## Stated exercise
Repeat, without any change, the entries presented below.

Collected data
########

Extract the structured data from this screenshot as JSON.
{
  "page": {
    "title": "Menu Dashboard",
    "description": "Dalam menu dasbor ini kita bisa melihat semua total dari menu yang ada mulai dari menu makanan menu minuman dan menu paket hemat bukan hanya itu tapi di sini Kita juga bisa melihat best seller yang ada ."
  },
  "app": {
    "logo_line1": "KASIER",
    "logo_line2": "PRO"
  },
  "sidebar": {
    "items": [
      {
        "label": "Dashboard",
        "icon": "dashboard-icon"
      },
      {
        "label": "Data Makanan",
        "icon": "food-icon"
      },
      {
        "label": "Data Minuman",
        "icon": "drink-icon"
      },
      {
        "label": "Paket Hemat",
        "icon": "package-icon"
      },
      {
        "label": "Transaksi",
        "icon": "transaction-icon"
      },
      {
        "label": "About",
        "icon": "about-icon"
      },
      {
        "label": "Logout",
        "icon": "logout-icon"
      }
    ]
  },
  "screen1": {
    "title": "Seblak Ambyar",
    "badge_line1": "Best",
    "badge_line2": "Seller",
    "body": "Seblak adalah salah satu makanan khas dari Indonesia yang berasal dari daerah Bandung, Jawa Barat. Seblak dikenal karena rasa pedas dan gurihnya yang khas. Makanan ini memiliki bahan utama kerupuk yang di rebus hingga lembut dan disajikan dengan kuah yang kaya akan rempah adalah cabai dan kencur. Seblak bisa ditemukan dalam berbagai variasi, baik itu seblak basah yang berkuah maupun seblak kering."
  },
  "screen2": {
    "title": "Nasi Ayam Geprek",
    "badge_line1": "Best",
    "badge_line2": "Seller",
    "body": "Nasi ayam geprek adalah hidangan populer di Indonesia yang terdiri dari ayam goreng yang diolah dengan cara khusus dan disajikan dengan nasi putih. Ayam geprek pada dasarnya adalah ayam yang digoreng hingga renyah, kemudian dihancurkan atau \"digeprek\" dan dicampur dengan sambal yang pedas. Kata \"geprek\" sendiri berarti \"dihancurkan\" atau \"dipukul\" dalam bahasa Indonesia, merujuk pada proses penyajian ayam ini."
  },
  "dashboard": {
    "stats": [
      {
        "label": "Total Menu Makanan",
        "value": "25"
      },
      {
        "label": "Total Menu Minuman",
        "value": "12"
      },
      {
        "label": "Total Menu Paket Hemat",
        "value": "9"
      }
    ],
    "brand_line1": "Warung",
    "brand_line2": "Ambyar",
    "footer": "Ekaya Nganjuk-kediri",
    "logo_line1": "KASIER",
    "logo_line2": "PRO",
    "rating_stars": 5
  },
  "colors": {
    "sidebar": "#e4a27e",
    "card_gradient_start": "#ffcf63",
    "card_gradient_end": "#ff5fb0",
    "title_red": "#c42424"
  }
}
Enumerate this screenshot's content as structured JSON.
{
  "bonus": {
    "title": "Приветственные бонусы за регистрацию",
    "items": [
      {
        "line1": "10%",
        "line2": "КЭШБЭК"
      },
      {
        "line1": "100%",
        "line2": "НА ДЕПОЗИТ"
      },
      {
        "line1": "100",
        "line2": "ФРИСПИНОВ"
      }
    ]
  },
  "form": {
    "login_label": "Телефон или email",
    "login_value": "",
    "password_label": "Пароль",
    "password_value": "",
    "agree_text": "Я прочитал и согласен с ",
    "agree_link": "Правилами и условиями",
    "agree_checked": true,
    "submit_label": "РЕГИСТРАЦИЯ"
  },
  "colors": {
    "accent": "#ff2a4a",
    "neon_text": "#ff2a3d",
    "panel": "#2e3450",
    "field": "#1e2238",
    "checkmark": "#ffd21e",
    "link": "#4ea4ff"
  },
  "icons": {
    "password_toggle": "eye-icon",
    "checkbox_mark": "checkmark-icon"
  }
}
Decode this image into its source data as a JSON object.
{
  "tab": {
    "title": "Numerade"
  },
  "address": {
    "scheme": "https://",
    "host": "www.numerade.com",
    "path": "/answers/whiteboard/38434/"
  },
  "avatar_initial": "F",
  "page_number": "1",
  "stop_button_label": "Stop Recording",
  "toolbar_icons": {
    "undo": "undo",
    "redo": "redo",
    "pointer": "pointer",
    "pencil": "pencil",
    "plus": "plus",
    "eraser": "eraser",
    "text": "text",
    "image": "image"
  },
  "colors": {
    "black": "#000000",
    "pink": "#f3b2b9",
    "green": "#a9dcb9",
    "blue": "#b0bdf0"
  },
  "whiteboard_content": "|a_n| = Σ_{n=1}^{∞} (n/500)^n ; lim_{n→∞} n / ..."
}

########

## Answer in full
Extract the structured data from this screenshot as JSON.
{
  "page": {
    "title": "Menu Dashboard",
    "description": "Dalam menu dasbor ini kita bisa melihat semua total dari menu yang ada mulai dari menu makanan menu minuman dan menu paket hemat bukan hanya itu tapi di sini Kita juga bisa melihat best seller yang ada ."
  },
  "app": {
    "logo_line1": "KASIER",
    "logo_line2": "PRO"
  },
  "sidebar": {
    "items": [
      {
        "label": "Dashboard",
        "icon": "dashboard-icon"
      },
      {
        "label": "Data Makanan",
        "icon": "food-icon"
      },
      {
        "label": "Data Minuman",
        "icon": "drink-icon"
      },
      {
        "label": "Paket Hemat",
        "icon": "package-icon"
      },
      {
        "label": "Transaksi",
        "icon": "transaction-icon"
      },
      {
        "label": "About",
        "icon": "about-icon"
      },
      {
        "label": "Logout",
        "icon": "logout-icon"
      }
    ]
  },
  "screen1": {
    "title": "Seblak Ambyar",
    "badge_line1": "Best",
    "badge_line2": "Seller",
    "body": "Seblak adalah salah satu makanan khas dari Indonesia yang berasal dari daerah Bandung, Jawa Barat. Seblak dikenal karena rasa pedas dan gurihnya yang khas. Makanan ini memiliki bahan utama kerupuk yang di rebus hingga lembut dan disajikan dengan kuah yang kaya akan rempah adalah cabai dan kencur. Seblak bisa ditemukan dalam berbagai variasi, baik itu seblak basah yang berkuah maupun seblak kering."
  },
  "screen2": {
    "title": "Nasi Ayam Geprek",
    "badge_line1": "Best",
    "badge_line2": "Seller",
    "body": "Nasi ayam geprek adalah hidangan populer di Indonesia yang terdiri dari ayam goreng yang diolah dengan cara khusus dan disajikan dengan nasi putih. Ayam geprek pada dasarnya adalah ayam yang digoreng hingga renyah, kemudian dihancurkan atau \"digeprek\" dan dicampur dengan sambal yang pedas. Kata \"geprek\" sendiri berarti \"dihancurkan\" atau \"dipukul\" dalam bahasa Indonesia, merujuk pada proses penyajian ayam ini."
  },
  "dashboard": {
    "stats": [
      {
        "label": "Total Menu Makanan",
        "value": "25"
      },
      {
        "label": "Total Menu Minuman",
        "value": "12"
      },
      {
        "label": "Total Menu Paket Hemat",
        "value": "9"
      }
    ],
    "brand_line1": "Warung",
    "brand_line2": "Ambyar",
    "footer": "Ekaya Nganjuk-kediri",
    "logo_line1": "KASIER",
    "logo_line2": "PRO",
    "rating_stars": 5
  },
  "colors": {
    "sidebar": "#e4a27e",
    "card_gradient_start": "#ffcf63",
    "card_gradient_end": "#ff5fb0",
    "title_red": "#c42424"
  }
}
Enumerate this screenshot's content as structured JSON.
{
  "bonus": {
    "title": "Приветственные бонусы за регистрацию",
    "items": [
      {
        "line1": "10%",
        "line2": "КЭШБЭК"
      },
      {
        "line1": "100%",
        "line2": "НА ДЕПОЗИТ"
      },
      {
        "line1": "100",
        "line2": "ФРИСПИНОВ"
      }
    ]
  },
  "form": {
    "login_label": "Телефон или email",
    "login_value": "",
    "password_label": "Пароль",
    "password_value": "",
    "agree_text": "Я прочитал и согласен с ",
    "agree_link": "Правилами и условиями",
    "agree_checked": true,
    "submit_label": "РЕГИСТРАЦИЯ"
  },
  "colors": {
    "accent": "#ff2a4a",
    "neon_text": "#ff2a3d",
    "panel": "#2e3450",
    "field": "#1e2238",
    "checkmark": "#ffd21e",
    "link": "#4ea4ff"
  },
  "icons": {
    "password_toggle": "eye-icon",
    "checkbox_mark": "checkmark-icon"
  }
}
Decode this image into its source data as a JSON object.
{
  "tab": {
    "title": "Numerade"
  },
  "address": {
    "scheme": "https://",
    "host": "www.numerade.com",
    "path": "/answers/whiteboard/38434/"
  },
  "avatar_initial": "F",
  "page_number": "1",
  "stop_button_label": "Stop Recording",
  "toolbar_icons": {
    "undo": "undo",
    "redo": "redo",
    "pointer": "pointer",
    "pencil": "pencil",
    "plus": "plus",
    "eraser": "eraser",
    "text": "text",
    "image": "image"
  },
  "colors": {
    "black": "#000000",
    "pink": "#f3b2b9",
    "green": "#a9dcb9",
    "blue": "#b0bdf0"
  },
  "whiteboard_content": "|a_n| = Σ_{n=1}^{∞} (n/500)^n ; lim_{n→∞} n / ..."
}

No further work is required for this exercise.